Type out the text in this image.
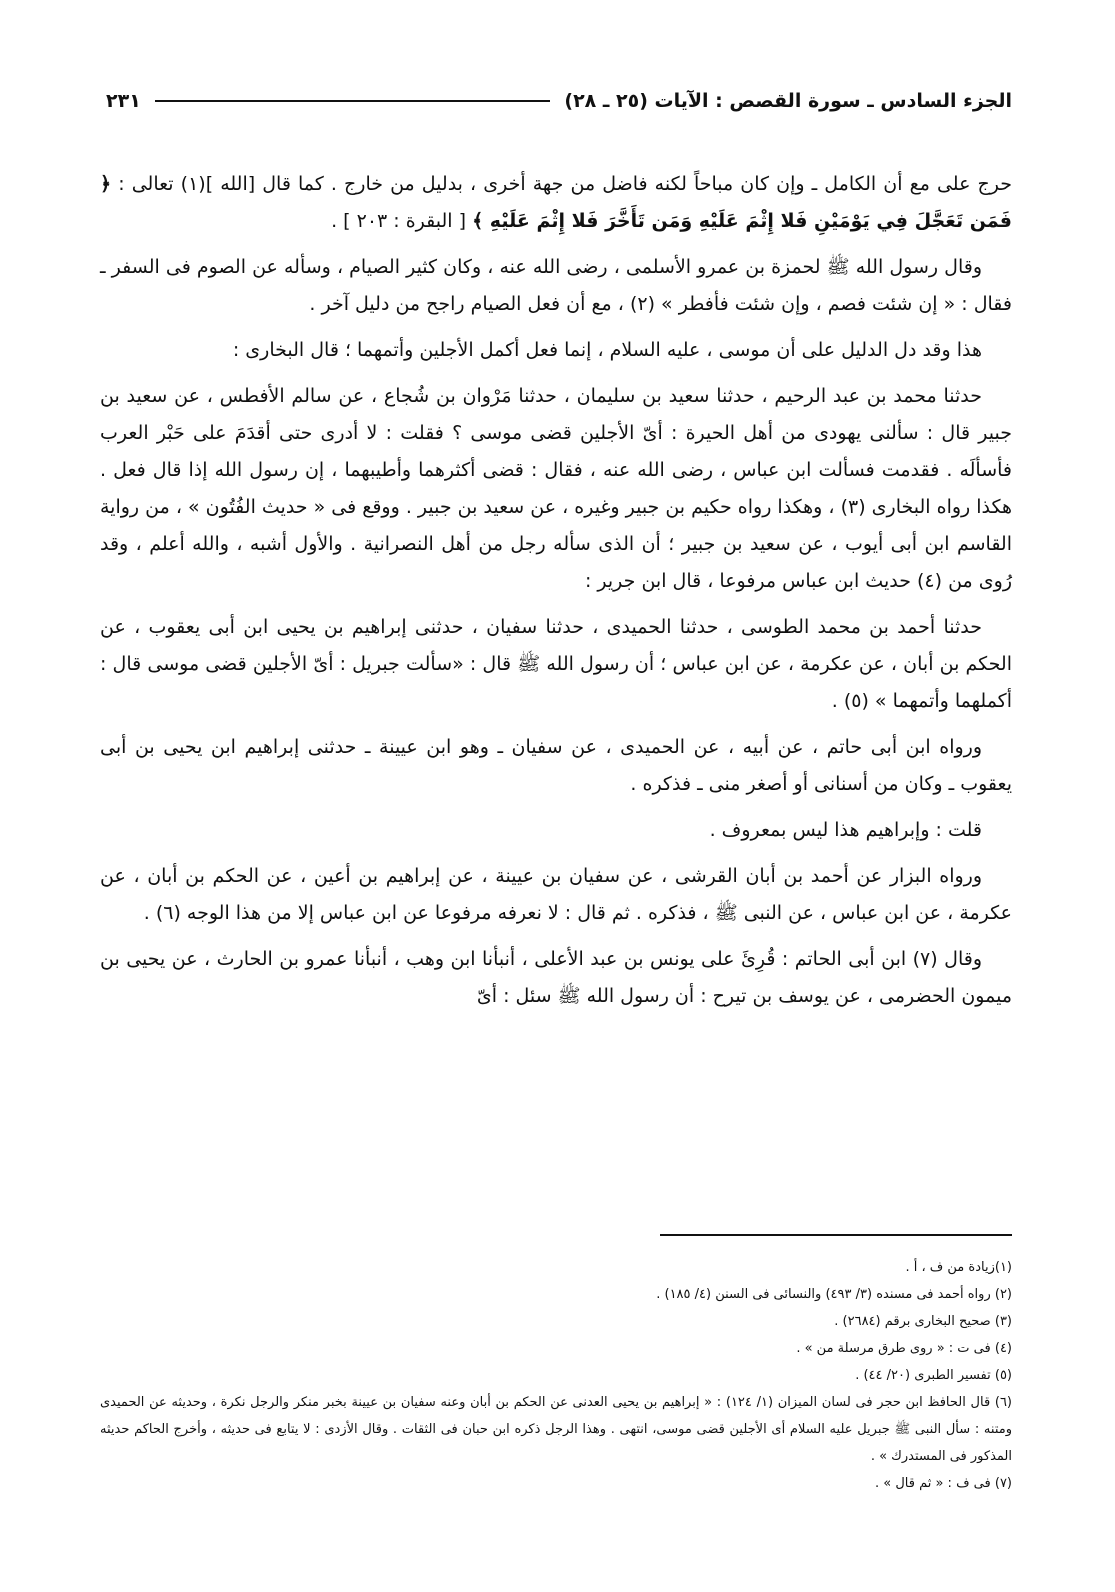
الجزء السادس ـ سورة القصص : الآيات (٢٥ ـ ٢٨)
٢٣١

حرج على مع أن الكامل ـ وإن كان مباحاً لكنه فاضل من جهة أخرى ، بدليل من خارج . كما قال [الله ](١) تعالى : ﴿ فَمَن تَعَجَّلَ فِي يَوْمَيْنِ فَلا إِثْمَ عَلَيْهِ وَمَن تَأَخَّرَ فَلا إِثْمَ عَلَيْهِ ﴾ [ البقرة : ٢٠٣ ] .

وقال رسول الله ﷺ لحمزة بن عمرو الأسلمى ، رضى الله عنه ، وكان كثير الصيام ، وسأله عن الصوم فى السفر ـ فقال : « إن شئت فصم ، وإن شئت فأفطر » (٢) ، مع أن فعل الصيام راجح من دليل آخر .

هذا وقد دل الدليل على أن موسى ، عليه السلام ، إنما فعل أكمل الأجلين وأتمهما ؛ قال البخارى :

حدثنا محمد بن عبد الرحيم ، حدثنا سعيد بن سليمان ، حدثنا مَرْوان بن شُجاع ، عن سالم الأفطس ، عن سعيد بن جبير قال : سألنى يهودى من أهل الحيرة : أىّ الأجلين قضى موسى ؟ فقلت : لا أدرى حتى أقدَمَ على حَبْر العرب فأسألَه . فقدمت فسألت ابن عباس ، رضى الله عنه ، فقال : قضى أكثرهما وأطيبهما ، إن رسول الله إذا قال فعل . هكذا رواه البخارى (٣) ، وهكذا رواه حكيم بن جبير وغيره ، عن سعيد بن جبير . ووقع فى « حديث الفُتُون » ، من رواية القاسم ابن أبى أيوب ، عن سعيد بن جبير ؛ أن الذى سأله رجل من أهل النصرانية . والأول أشبه ، والله أعلم ، وقد رُوى من (٤) حديث ابن عباس مرفوعا ، قال ابن جرير :

حدثنا أحمد بن محمد الطوسى ، حدثنا الحميدى ، حدثنا سفيان ، حدثنى إبراهيم بن يحيى ابن أبى يعقوب ، عن الحكم بن أبان ، عن عكرمة ، عن ابن عباس ؛ أن رسول الله ﷺ قال : «سألت جبريل : أىّ الأجلين قضى موسى قال : أكملهما وأتمهما » (٥) .

ورواه ابن أبى حاتم ، عن أبيه ، عن الحميدى ، عن سفيان ـ وهو ابن عيينة ـ حدثنى إبراهيم ابن يحيى بن أبى يعقوب ـ وكان من أسنانى أو أصغر منى ـ فذكره .

قلت : وإبراهيم هذا ليس بمعروف .

ورواه البزار عن أحمد بن أبان القرشى ، عن سفيان بن عيينة ، عن إبراهيم بن أعين ، عن الحكم بن أبان ، عن عكرمة ، عن ابن عباس ، عن النبى ﷺ ، فذكره . ثم قال : لا نعرفه مرفوعا عن ابن عباس إلا من هذا الوجه (٦) .

وقال (٧) ابن أبى الحاتم : قُرِئَ على يونس بن عبد الأعلى ، أنبأنا ابن وهب ، أنبأنا عمرو بن الحارث ، عن يحيى بن ميمون الحضرمى ، عن يوسف بن تيرح : أن رسول الله ﷺ سئل : أىّ

(١)زيادة من ف ، أ .

(٢) رواه أحمد فى مسنده (٣/ ٤٩٣) والنسائى فى السنن (٤/ ١٨٥) .

(٣) صحيح البخارى برقم (٢٦٨٤) .

(٤) فى ت : « روى طرق مرسلة من » .

(٥) تفسير الطبرى (٢٠/ ٤٤) .

(٦) قال الحافظ ابن حجر فى لسان الميزان (١/ ١٢٤) : « إبراهيم بن يحيى العدنى عن الحكم بن أبان وعنه سفيان بن عيينة بخبر منكر والرجل نكرة ، وحديثه عن الحميدى ومتنه : سأل النبى ﷺ جبريل عليه السلام أى الأجلين قضى موسى، انتهى . وهذا الرجل ذكره ابن حبان فى الثقات . وقال الأزدى : لا يتابع فى حديثه ، وأخرج الحاكم حديثه المذكور فى المستدرك » .

(٧) فى ف : « ثم قال » .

┄┄┄┄┄┄┄┄┄┄

# [What is required]
Make an exact copy of the records above, with the pictures left out.

# [The output]
Type out the text in this image.
الجزء السادس ـ سورة القصص : الآيات (٢٥ ـ ٢٨)
٢٣١

حرج على مع أن الكامل ـ وإن كان مباحاً لكنه فاضل من جهة أخرى ، بدليل من خارج . كما قال [الله ](١) تعالى : ﴿ فَمَن تَعَجَّلَ فِي يَوْمَيْنِ فَلا إِثْمَ عَلَيْهِ وَمَن تَأَخَّرَ فَلا إِثْمَ عَلَيْهِ ﴾ [ البقرة : ٢٠٣ ] .

وقال رسول الله ﷺ لحمزة بن عمرو الأسلمى ، رضى الله عنه ، وكان كثير الصيام ، وسأله عن الصوم فى السفر ـ فقال : « إن شئت فصم ، وإن شئت فأفطر » (٢) ، مع أن فعل الصيام راجح من دليل آخر .

هذا وقد دل الدليل على أن موسى ، عليه السلام ، إنما فعل أكمل الأجلين وأتمهما ؛ قال البخارى :

حدثنا محمد بن عبد الرحيم ، حدثنا سعيد بن سليمان ، حدثنا مَرْوان بن شُجاع ، عن سالم الأفطس ، عن سعيد بن جبير قال : سألنى يهودى من أهل الحيرة : أىّ الأجلين قضى موسى ؟ فقلت : لا أدرى حتى أقدَمَ على حَبْر العرب فأسألَه . فقدمت فسألت ابن عباس ، رضى الله عنه ، فقال : قضى أكثرهما وأطيبهما ، إن رسول الله إذا قال فعل . هكذا رواه البخارى (٣) ، وهكذا رواه حكيم بن جبير وغيره ، عن سعيد بن جبير . ووقع فى « حديث الفُتُون » ، من رواية القاسم ابن أبى أيوب ، عن سعيد بن جبير ؛ أن الذى سأله رجل من أهل النصرانية . والأول أشبه ، والله أعلم ، وقد رُوى من (٤) حديث ابن عباس مرفوعا ، قال ابن جرير :

حدثنا أحمد بن محمد الطوسى ، حدثنا الحميدى ، حدثنا سفيان ، حدثنى إبراهيم بن يحيى ابن أبى يعقوب ، عن الحكم بن أبان ، عن عكرمة ، عن ابن عباس ؛ أن رسول الله ﷺ قال : «سألت جبريل : أىّ الأجلين قضى موسى قال : أكملهما وأتمهما » (٥) .

ورواه ابن أبى حاتم ، عن أبيه ، عن الحميدى ، عن سفيان ـ وهو ابن عيينة ـ حدثنى إبراهيم ابن يحيى بن أبى يعقوب ـ وكان من أسنانى أو أصغر منى ـ فذكره .

قلت : وإبراهيم هذا ليس بمعروف .

ورواه البزار عن أحمد بن أبان القرشى ، عن سفيان بن عيينة ، عن إبراهيم بن أعين ، عن الحكم بن أبان ، عن عكرمة ، عن ابن عباس ، عن النبى ﷺ ، فذكره . ثم قال : لا نعرفه مرفوعا عن ابن عباس إلا من هذا الوجه (٦) .

وقال (٧) ابن أبى الحاتم : قُرِئَ على يونس بن عبد الأعلى ، أنبأنا ابن وهب ، أنبأنا عمرو بن الحارث ، عن يحيى بن ميمون الحضرمى ، عن يوسف بن تيرح : أن رسول الله ﷺ سئل : أىّ

(١)زيادة من ف ، أ .

(٢) رواه أحمد فى مسنده (٣/ ٤٩٣) والنسائى فى السنن (٤/ ١٨٥) .

(٣) صحيح البخارى برقم (٢٦٨٤) .

(٤) فى ت : « روى طرق مرسلة من » .

(٥) تفسير الطبرى (٢٠/ ٤٤) .

(٦) قال الحافظ ابن حجر فى لسان الميزان (١/ ١٢٤) : « إبراهيم بن يحيى العدنى عن الحكم بن أبان وعنه سفيان بن عيينة بخبر منكر والرجل نكرة ، وحديثه عن الحميدى ومتنه : سأل النبى ﷺ جبريل عليه السلام أى الأجلين قضى موسى، انتهى . وهذا الرجل ذكره ابن حبان فى الثقات . وقال الأزدى : لا يتابع فى حديثه ، وأخرج الحاكم حديثه المذكور فى المستدرك » .

(٧) فى ف : « ثم قال » .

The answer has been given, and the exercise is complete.